Rewrite every line of the material below as a numbered list, omitting any blank lines.

DATA ROWS ->
## BEGIN

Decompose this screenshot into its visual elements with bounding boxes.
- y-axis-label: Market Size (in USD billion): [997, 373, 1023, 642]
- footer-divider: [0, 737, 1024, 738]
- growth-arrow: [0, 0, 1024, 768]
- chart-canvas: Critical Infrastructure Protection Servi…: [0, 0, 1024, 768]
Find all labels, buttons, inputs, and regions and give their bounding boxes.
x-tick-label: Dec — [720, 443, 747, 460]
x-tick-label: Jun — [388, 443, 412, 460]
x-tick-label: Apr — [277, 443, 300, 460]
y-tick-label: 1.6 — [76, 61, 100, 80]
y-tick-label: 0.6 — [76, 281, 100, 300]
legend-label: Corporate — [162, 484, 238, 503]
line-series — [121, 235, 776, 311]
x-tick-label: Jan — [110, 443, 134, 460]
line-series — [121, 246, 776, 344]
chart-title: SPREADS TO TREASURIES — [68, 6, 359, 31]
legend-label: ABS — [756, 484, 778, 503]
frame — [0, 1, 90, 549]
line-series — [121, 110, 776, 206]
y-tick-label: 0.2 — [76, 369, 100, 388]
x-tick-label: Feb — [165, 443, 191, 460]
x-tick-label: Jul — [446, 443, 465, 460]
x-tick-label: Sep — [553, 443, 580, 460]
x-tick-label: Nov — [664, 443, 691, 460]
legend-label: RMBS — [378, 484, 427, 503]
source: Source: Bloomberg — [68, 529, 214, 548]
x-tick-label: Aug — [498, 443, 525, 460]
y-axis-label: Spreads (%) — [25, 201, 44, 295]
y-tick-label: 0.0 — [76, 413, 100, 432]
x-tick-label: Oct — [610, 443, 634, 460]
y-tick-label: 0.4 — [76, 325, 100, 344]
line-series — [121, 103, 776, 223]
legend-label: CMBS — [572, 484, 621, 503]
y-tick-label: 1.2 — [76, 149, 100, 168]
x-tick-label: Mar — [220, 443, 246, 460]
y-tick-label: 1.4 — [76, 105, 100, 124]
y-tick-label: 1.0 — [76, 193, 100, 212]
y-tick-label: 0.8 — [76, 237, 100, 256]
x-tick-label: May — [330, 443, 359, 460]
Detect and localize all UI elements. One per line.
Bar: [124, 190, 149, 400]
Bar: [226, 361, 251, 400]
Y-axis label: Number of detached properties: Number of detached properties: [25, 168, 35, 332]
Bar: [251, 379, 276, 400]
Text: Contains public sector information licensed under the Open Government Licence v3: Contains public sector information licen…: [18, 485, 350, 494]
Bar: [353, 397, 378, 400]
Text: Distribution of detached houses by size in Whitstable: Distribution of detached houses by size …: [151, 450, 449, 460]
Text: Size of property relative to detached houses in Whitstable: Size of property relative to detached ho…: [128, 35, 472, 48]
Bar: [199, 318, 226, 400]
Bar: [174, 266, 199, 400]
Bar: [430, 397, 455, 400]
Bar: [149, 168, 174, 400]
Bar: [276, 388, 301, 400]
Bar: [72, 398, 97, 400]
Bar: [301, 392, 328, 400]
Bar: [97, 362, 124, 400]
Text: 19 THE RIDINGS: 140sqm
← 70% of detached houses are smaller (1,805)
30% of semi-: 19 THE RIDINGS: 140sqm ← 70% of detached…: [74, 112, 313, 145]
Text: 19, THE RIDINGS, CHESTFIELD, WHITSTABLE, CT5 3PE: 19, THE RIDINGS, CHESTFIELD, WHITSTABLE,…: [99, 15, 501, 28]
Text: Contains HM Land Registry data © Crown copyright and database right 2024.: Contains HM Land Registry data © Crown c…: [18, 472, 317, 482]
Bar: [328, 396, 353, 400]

## END

EXERCISE RESPONSE ->
1. Decompose this screenshot into its visual elements with bounding boxes.
2. - y-axis-label: Market Size (in USD billion): [997, 373, 1023, 642]
3. - footer-divider: [0, 737, 1024, 738]
4. - growth-arrow: [0, 0, 1024, 768]
5. - chart-canvas: Critical Infrastructure Protection Servi…: [0, 0, 1024, 768]
6. Find all labels, buttons, inputs, and regions and give their bounding boxes.
7. x-tick-label: Dec — [720, 443, 747, 460]
8. x-tick-label: Jun — [388, 443, 412, 460]
9. x-tick-label: Apr — [277, 443, 300, 460]
10. y-tick-label: 1.6 — [76, 61, 100, 80]
11. y-tick-label: 0.6 — [76, 281, 100, 300]
12. legend-label: Corporate — [162, 484, 238, 503]
13. line-series — [121, 235, 776, 311]
14. x-tick-label: Jan — [110, 443, 134, 460]
15. line-series — [121, 246, 776, 344]
16. chart-title: SPREADS TO TREASURIES — [68, 6, 359, 31]
17. legend-label: ABS — [756, 484, 778, 503]
18. frame — [0, 1, 90, 549]
19. line-series — [121, 110, 776, 206]
20. y-tick-label: 0.2 — [76, 369, 100, 388]
21. x-tick-label: Feb — [165, 443, 191, 460]
22. x-tick-label: Jul — [446, 443, 465, 460]
23. x-tick-label: Sep — [553, 443, 580, 460]
24. x-tick-label: Nov — [664, 443, 691, 460]
25. legend-label: RMBS — [378, 484, 427, 503]
26. source: Source: Bloomberg — [68, 529, 214, 548]
27. x-tick-label: Aug — [498, 443, 525, 460]
28. y-axis-label: Spreads (%) — [25, 201, 44, 295]
29. y-tick-label: 0.0 — [76, 413, 100, 432]
30. x-tick-label: Oct — [610, 443, 634, 460]
31. y-tick-label: 0.4 — [76, 325, 100, 344]
32. line-series — [121, 103, 776, 223]
33. legend-label: CMBS — [572, 484, 621, 503]
34. y-tick-label: 1.2 — [76, 149, 100, 168]
35. x-tick-label: Mar — [220, 443, 246, 460]
36. y-tick-label: 1.4 — [76, 105, 100, 124]
37. y-tick-label: 1.0 — [76, 193, 100, 212]
38. y-tick-label: 0.8 — [76, 237, 100, 256]
39. x-tick-label: May — [330, 443, 359, 460]
40. Detect and localize all UI elements. One per line.
41. Bar: [124, 190, 149, 400]
42. Bar: [226, 361, 251, 400]
43. Y-axis label: Number of detached properties: Number of detached properties: [25, 168, 35, 332]
44. Bar: [251, 379, 276, 400]
45. Text: Contains public sector information licensed under the Open Government Licence v3: Contains public sector information licen…: [18, 485, 350, 494]
46. Bar: [353, 397, 378, 400]
47. Text: Distribution of detached houses by size in Whitstable: Distribution of detached houses by size …: [151, 450, 449, 460]
48. Text: Size of property relative to detached houses in Whitstable: Size of property relative to detached ho…: [128, 35, 472, 48]
49. Bar: [199, 318, 226, 400]
50. Bar: [174, 266, 199, 400]
51. Bar: [430, 397, 455, 400]
52. Bar: [149, 168, 174, 400]
53. Bar: [276, 388, 301, 400]
54. Bar: [72, 398, 97, 400]
55. Bar: [301, 392, 328, 400]
56. Bar: [97, 362, 124, 400]
57. Text: 19 THE RIDINGS: 140sqm
58. ← 70% of detached houses are smaller (1,805)
59. 30% of semi-: 19 THE RIDINGS: 140sqm ← 70% of detached…: [74, 112, 313, 145]
60. Text: 19, THE RIDINGS, CHESTFIELD, WHITSTABLE, CT5 3PE: 19, THE RIDINGS, CHESTFIELD, WHITSTABLE,…: [99, 15, 501, 28]
61. Text: Contains HM Land Registry data © Crown copyright and database right 2024.: Contains HM Land Registry data © Crown c…: [18, 472, 317, 482]
62. Bar: [328, 396, 353, 400]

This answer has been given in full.